ENTRIES »
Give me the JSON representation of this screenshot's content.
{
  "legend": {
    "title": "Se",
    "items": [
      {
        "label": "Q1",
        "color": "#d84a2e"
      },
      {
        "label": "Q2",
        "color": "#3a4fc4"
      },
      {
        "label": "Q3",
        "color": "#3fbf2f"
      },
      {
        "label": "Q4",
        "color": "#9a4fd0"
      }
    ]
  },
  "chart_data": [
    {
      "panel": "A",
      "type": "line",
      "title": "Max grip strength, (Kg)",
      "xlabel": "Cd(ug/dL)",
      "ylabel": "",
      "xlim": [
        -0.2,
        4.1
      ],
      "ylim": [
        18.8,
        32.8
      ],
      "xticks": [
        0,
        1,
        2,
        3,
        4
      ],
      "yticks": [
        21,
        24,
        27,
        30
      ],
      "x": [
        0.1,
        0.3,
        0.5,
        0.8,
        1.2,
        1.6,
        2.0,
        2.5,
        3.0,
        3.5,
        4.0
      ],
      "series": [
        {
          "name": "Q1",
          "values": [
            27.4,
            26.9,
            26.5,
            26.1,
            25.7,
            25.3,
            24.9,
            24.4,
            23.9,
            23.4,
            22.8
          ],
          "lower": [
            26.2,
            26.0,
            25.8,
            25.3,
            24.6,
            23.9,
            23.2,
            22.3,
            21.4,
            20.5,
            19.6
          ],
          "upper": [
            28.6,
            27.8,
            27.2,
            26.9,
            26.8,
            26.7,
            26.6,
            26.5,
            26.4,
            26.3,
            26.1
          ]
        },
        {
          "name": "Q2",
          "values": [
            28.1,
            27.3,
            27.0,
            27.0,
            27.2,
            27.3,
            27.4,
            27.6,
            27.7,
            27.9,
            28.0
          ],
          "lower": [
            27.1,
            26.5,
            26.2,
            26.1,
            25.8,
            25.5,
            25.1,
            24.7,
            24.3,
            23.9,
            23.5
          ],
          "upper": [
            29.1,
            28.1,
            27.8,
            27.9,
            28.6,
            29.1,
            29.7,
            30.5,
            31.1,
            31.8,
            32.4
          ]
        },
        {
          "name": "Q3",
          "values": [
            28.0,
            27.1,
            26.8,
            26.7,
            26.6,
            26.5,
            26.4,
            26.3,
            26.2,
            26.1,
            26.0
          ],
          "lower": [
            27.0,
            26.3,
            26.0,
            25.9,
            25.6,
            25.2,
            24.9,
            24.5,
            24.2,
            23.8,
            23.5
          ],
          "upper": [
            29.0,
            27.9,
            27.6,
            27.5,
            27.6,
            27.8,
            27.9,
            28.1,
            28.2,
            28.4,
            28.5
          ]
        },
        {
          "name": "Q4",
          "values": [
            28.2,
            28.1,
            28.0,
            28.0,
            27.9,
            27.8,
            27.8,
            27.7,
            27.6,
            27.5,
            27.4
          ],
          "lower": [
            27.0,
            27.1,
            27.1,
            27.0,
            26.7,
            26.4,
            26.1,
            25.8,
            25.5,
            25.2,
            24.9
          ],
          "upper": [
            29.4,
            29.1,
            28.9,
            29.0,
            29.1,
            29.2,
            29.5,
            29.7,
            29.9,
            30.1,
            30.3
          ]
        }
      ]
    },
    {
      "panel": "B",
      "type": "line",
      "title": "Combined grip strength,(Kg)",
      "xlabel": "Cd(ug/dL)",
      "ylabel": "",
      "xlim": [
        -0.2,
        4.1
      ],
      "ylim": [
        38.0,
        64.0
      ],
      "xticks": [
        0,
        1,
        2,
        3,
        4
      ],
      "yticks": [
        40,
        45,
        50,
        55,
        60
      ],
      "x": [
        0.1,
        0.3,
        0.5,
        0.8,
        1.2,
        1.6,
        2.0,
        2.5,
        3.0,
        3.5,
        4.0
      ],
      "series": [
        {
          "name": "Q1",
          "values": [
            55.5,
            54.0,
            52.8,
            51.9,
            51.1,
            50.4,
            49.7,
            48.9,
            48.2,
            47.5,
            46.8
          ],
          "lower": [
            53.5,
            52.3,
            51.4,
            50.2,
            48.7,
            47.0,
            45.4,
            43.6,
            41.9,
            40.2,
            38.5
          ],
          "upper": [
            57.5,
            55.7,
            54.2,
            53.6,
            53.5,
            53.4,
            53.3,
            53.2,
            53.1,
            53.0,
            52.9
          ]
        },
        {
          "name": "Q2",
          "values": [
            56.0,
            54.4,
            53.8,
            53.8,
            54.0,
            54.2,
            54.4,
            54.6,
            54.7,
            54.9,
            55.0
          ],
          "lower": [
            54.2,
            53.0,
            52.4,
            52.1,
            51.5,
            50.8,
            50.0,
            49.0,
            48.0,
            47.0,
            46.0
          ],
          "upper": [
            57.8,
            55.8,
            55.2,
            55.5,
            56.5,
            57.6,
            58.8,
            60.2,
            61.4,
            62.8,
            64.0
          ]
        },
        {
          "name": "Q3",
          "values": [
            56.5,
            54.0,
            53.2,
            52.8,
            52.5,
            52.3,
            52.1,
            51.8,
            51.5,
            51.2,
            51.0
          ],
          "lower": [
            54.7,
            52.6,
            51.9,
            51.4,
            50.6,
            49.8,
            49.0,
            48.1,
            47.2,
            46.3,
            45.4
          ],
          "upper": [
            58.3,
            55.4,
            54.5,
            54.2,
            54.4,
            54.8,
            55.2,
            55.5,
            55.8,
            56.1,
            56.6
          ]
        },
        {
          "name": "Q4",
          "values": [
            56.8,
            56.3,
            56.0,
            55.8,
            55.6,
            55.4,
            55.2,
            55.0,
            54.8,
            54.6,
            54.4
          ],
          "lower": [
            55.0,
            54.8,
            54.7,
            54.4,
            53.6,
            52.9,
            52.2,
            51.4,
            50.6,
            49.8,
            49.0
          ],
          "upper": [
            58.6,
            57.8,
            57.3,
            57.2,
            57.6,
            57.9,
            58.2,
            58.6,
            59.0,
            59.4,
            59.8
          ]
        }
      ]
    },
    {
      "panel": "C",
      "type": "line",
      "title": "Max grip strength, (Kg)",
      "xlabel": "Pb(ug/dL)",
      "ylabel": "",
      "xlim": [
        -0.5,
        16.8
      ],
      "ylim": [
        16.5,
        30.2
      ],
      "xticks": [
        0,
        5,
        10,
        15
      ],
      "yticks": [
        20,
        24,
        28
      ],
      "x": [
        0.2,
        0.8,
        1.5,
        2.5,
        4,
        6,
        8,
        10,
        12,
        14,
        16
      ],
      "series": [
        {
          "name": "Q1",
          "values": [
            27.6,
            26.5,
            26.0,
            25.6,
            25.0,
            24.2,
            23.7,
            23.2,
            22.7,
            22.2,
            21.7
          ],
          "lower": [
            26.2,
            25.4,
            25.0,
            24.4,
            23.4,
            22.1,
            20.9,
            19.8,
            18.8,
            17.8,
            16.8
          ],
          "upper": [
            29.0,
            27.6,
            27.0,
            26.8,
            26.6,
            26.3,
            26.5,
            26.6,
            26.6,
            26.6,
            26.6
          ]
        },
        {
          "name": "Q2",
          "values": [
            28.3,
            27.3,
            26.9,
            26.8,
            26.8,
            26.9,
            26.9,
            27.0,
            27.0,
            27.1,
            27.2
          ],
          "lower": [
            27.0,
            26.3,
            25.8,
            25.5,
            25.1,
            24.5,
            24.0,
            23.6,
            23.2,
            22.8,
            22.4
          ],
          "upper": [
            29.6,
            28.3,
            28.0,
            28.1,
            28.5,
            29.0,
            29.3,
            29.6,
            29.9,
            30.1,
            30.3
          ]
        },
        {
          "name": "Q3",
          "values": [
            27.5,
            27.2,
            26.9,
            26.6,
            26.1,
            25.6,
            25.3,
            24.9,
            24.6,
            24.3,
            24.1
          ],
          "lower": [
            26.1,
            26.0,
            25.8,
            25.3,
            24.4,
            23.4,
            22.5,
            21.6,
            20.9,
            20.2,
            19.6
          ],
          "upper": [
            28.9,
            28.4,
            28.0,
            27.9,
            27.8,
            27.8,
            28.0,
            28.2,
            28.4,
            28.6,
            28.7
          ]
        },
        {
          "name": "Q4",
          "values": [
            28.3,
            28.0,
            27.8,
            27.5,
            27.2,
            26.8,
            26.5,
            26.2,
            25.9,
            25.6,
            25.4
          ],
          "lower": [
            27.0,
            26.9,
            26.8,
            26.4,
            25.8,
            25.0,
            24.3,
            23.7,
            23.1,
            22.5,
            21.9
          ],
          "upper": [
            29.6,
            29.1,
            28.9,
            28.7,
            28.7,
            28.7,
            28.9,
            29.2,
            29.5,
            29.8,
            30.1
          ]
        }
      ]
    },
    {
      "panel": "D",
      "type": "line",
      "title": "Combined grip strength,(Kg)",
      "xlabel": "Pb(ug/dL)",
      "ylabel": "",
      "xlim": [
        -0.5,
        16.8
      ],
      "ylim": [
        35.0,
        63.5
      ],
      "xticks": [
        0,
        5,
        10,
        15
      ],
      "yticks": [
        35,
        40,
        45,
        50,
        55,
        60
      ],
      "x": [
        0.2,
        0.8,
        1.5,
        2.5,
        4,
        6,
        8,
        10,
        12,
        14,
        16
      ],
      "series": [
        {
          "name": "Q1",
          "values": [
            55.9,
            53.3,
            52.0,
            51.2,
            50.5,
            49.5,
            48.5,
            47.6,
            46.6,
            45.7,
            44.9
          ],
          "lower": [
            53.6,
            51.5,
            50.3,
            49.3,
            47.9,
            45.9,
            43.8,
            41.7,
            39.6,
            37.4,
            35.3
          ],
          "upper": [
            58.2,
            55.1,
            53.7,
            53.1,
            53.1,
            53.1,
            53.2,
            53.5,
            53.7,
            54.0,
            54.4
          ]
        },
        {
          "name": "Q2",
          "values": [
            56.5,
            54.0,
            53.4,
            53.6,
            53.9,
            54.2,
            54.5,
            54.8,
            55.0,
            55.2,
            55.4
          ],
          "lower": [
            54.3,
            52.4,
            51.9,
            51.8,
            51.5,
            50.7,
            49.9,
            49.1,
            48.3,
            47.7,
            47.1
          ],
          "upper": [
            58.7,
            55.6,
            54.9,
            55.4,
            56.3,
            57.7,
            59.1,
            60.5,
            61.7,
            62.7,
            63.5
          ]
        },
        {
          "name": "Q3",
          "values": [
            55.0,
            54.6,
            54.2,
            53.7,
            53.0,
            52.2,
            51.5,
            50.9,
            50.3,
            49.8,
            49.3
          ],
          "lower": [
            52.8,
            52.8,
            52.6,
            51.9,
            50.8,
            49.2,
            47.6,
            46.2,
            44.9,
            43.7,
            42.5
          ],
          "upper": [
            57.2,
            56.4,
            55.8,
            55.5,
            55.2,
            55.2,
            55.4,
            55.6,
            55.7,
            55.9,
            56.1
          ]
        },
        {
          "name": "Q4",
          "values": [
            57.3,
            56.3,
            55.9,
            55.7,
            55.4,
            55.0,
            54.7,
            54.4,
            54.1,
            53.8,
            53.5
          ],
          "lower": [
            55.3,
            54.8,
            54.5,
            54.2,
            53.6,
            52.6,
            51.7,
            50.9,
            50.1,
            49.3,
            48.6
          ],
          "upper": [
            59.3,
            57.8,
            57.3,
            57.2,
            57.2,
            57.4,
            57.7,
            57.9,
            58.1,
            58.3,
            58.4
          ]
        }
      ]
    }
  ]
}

TASK TO CARRY OUT »
In the listing, find every line containing the word "color" and list it.

TASK RESPONSE »
        "color": "#d84a2e"
        "color": "#3a4fc4"
        "color": "#3fbf2f"
        "color": "#9a4fd0"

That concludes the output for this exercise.